A block of data:
···
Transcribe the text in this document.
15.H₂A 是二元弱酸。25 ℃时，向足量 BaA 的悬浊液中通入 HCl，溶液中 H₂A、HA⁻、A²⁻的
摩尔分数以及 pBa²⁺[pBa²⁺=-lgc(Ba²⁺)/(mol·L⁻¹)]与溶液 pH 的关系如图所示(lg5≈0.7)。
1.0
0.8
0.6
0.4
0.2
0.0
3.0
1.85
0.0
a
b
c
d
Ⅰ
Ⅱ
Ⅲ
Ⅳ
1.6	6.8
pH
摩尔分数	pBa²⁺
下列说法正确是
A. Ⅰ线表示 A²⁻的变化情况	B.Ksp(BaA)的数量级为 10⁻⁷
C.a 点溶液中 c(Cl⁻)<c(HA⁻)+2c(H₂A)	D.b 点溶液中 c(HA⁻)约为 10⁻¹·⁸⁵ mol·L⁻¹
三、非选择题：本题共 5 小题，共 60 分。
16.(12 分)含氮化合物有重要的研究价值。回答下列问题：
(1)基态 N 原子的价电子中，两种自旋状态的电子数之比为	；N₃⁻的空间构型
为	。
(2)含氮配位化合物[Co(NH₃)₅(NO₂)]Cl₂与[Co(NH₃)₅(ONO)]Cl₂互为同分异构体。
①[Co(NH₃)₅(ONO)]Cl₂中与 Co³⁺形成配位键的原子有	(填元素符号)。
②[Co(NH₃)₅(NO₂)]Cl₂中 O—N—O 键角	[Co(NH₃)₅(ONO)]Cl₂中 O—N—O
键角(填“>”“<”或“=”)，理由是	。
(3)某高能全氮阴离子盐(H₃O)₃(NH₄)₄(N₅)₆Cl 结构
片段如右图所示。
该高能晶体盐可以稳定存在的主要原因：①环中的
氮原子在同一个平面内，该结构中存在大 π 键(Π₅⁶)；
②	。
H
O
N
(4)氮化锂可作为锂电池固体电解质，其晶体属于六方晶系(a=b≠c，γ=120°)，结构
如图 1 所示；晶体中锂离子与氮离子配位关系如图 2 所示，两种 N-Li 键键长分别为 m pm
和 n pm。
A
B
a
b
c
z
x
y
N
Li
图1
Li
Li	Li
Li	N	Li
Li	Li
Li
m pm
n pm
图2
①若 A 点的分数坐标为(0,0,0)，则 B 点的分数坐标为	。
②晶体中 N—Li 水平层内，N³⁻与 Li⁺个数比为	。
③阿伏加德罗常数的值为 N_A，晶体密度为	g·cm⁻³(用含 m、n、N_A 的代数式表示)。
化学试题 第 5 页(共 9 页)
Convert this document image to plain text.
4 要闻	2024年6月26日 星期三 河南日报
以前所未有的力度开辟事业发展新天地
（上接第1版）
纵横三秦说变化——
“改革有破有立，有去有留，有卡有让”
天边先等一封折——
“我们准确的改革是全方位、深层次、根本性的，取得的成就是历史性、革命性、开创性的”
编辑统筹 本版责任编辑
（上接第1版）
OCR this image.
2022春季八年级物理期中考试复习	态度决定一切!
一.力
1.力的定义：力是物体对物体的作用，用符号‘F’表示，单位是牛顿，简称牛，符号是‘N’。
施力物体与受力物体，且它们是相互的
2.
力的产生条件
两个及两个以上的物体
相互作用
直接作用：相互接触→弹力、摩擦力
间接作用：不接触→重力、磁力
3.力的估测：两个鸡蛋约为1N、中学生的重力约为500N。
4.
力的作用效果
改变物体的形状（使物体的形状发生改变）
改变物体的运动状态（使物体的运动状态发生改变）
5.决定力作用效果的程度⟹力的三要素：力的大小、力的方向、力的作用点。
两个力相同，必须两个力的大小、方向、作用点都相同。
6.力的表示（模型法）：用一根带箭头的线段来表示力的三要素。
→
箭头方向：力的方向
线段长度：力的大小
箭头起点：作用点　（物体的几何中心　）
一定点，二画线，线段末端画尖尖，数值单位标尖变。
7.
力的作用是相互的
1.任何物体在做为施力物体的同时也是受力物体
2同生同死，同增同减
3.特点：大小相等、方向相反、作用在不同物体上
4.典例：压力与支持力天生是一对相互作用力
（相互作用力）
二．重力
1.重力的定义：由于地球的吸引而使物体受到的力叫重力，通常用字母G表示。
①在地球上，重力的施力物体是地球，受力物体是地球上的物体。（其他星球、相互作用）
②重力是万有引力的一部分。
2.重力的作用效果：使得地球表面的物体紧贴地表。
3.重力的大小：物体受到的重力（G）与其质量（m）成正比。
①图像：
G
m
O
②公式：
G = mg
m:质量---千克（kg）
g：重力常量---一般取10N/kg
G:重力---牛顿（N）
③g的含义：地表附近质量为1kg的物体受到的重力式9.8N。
···
SHORT PROBLEM: Please extract exactly, and only, the lines from the line containing "Convert this document image to plain text." through the last line of the records.

SOLUTION FOR THIS EXERCISE:
Convert this document image to plain text.
4 要闻	2024年6月26日 星期三 河南日报
以前所未有的力度开辟事业发展新天地
（上接第1版）
纵横三秦说变化——
“改革有破有立，有去有留，有卡有让”
天边先等一封折——
“我们准确的改革是全方位、深层次、根本性的，取得的成就是历史性、革命性、开创性的”
编辑统筹 本版责任编辑
（上接第1版）
OCR this image.
2022春季八年级物理期中考试复习	态度决定一切!
一.力
1.力的定义：力是物体对物体的作用，用符号‘F’表示，单位是牛顿，简称牛，符号是‘N’。
施力物体与受力物体，且它们是相互的
2.
力的产生条件
两个及两个以上的物体
相互作用
直接作用：相互接触→弹力、摩擦力
间接作用：不接触→重力、磁力
3.力的估测：两个鸡蛋约为1N、中学生的重力约为500N。
4.
力的作用效果
改变物体的形状（使物体的形状发生改变）
改变物体的运动状态（使物体的运动状态发生改变）
5.决定力作用效果的程度⟹力的三要素：力的大小、力的方向、力的作用点。
两个力相同，必须两个力的大小、方向、作用点都相同。
6.力的表示（模型法）：用一根带箭头的线段来表示力的三要素。
→
箭头方向：力的方向
线段长度：力的大小
箭头起点：作用点　（物体的几何中心　）
一定点，二画线，线段末端画尖尖，数值单位标尖变。
7.
力的作用是相互的
1.任何物体在做为施力物体的同时也是受力物体
2同生同死，同增同减
3.特点：大小相等、方向相反、作用在不同物体上
4.典例：压力与支持力天生是一对相互作用力
（相互作用力）
二．重力
1.重力的定义：由于地球的吸引而使物体受到的力叫重力，通常用字母G表示。
①在地球上，重力的施力物体是地球，受力物体是地球上的物体。（其他星球、相互作用）
②重力是万有引力的一部分。
2.重力的作用效果：使得地球表面的物体紧贴地表。
3.重力的大小：物体受到的重力（G）与其质量（m）成正比。
①图像：
G
m
O
②公式：
G = mg
m:质量---千克（kg）
g：重力常量---一般取10N/kg
G:重力---牛顿（N）
③g的含义：地表附近质量为1kg的物体受到的重力式9.8N。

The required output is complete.